### Exercise task
Each line that holds the string "document" counts once; say how many such lines there are and add nothing.
- - - - -
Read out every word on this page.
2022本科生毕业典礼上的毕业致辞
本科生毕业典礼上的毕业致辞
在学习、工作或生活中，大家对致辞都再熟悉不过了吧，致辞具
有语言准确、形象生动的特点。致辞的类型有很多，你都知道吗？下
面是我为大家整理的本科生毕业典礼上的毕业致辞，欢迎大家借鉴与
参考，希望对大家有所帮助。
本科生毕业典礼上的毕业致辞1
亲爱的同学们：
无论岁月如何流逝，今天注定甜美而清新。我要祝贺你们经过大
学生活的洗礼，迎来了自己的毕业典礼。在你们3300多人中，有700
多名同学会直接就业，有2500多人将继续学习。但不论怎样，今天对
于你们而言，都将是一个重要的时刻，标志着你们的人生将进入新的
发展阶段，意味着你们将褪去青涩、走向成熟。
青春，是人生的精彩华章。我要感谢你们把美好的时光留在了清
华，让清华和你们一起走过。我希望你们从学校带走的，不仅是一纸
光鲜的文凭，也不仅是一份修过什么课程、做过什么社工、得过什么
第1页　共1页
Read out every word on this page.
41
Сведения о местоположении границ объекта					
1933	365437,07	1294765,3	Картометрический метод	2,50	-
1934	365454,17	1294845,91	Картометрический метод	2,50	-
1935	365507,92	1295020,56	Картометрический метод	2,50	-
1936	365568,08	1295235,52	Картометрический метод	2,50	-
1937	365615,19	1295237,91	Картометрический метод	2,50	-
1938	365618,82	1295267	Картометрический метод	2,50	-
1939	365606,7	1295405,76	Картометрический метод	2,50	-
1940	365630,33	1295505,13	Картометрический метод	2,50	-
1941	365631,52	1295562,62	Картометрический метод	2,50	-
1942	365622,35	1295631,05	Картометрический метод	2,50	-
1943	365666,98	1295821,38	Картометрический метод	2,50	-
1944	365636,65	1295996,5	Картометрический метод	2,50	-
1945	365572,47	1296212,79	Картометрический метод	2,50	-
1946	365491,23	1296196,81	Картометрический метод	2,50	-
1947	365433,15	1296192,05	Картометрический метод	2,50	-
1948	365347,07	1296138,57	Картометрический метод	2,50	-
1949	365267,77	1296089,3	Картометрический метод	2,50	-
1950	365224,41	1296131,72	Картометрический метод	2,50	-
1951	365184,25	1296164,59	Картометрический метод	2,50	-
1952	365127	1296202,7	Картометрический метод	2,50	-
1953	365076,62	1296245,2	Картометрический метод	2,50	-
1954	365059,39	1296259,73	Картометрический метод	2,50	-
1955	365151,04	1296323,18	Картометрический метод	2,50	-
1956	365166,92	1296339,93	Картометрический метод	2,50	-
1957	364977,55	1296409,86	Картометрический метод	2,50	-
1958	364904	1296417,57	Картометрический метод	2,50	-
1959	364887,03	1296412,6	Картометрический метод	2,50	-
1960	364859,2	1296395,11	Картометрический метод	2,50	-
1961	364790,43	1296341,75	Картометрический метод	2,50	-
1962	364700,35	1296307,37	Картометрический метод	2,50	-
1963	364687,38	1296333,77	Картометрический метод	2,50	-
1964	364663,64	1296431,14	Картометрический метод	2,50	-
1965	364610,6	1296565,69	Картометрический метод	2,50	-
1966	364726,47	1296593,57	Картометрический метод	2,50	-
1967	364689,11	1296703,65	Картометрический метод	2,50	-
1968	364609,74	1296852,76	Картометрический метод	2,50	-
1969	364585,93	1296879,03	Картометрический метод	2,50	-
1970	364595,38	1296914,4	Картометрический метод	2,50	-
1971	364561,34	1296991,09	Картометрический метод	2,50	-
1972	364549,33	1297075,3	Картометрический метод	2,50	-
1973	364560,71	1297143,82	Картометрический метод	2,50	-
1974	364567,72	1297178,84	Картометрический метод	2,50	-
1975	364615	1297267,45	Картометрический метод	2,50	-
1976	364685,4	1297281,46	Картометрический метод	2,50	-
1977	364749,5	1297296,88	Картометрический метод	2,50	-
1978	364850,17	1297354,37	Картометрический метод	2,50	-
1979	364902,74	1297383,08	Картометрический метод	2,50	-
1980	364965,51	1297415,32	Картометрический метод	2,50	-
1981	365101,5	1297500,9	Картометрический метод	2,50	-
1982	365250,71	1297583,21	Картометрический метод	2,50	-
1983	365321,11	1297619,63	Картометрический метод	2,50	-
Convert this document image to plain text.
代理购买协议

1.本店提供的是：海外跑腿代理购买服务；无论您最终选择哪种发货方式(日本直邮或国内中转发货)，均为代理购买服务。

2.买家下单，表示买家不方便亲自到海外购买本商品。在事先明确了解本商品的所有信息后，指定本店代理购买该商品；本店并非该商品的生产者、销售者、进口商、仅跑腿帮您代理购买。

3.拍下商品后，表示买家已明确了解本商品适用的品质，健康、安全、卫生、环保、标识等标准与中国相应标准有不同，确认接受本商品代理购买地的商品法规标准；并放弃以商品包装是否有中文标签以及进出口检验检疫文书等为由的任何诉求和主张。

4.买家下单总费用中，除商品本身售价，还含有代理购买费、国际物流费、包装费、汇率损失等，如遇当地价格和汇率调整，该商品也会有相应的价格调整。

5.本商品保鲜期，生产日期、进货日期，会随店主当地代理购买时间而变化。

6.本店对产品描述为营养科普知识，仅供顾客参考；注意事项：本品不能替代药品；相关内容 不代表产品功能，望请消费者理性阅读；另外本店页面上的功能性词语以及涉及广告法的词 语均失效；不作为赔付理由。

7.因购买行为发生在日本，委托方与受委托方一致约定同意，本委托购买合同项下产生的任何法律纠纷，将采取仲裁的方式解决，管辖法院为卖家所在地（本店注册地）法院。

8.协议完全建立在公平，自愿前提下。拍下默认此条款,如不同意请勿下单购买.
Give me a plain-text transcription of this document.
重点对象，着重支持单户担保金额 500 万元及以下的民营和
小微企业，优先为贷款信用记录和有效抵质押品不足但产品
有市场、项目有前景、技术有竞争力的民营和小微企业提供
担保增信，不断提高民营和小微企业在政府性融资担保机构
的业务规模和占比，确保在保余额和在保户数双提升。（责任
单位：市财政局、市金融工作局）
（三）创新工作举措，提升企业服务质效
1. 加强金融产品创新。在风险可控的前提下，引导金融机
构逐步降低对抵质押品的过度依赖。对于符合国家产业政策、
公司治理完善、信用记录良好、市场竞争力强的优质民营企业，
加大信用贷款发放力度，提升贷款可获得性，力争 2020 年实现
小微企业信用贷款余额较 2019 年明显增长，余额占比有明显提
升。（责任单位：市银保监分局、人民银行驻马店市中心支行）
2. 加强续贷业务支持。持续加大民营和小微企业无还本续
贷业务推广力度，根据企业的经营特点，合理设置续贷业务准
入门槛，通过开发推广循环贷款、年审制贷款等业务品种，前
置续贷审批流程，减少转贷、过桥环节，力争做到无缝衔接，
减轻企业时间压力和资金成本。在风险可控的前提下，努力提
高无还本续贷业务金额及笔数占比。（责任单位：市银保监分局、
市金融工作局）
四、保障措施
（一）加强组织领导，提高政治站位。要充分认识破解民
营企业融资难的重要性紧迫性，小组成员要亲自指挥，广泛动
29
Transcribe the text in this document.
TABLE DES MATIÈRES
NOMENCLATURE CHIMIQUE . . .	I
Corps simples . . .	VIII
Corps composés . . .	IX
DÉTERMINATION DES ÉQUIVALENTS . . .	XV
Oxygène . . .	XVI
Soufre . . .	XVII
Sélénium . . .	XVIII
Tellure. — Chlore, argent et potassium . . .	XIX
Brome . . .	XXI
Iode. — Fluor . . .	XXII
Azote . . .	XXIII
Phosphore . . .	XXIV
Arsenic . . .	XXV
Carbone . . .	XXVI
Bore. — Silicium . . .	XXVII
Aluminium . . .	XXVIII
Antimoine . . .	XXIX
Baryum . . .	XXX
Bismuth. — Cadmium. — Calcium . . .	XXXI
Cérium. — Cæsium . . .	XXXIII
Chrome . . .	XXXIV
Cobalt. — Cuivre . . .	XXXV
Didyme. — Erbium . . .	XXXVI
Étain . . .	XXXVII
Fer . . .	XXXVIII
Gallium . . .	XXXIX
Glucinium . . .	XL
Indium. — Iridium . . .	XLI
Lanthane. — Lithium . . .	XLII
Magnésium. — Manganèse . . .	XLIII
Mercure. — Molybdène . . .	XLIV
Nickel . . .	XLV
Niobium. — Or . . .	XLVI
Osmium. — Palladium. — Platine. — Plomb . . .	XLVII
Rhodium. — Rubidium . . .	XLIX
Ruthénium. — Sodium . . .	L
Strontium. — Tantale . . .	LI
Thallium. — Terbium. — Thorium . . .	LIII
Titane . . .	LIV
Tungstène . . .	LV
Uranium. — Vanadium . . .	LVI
- - - - -
### Task response
3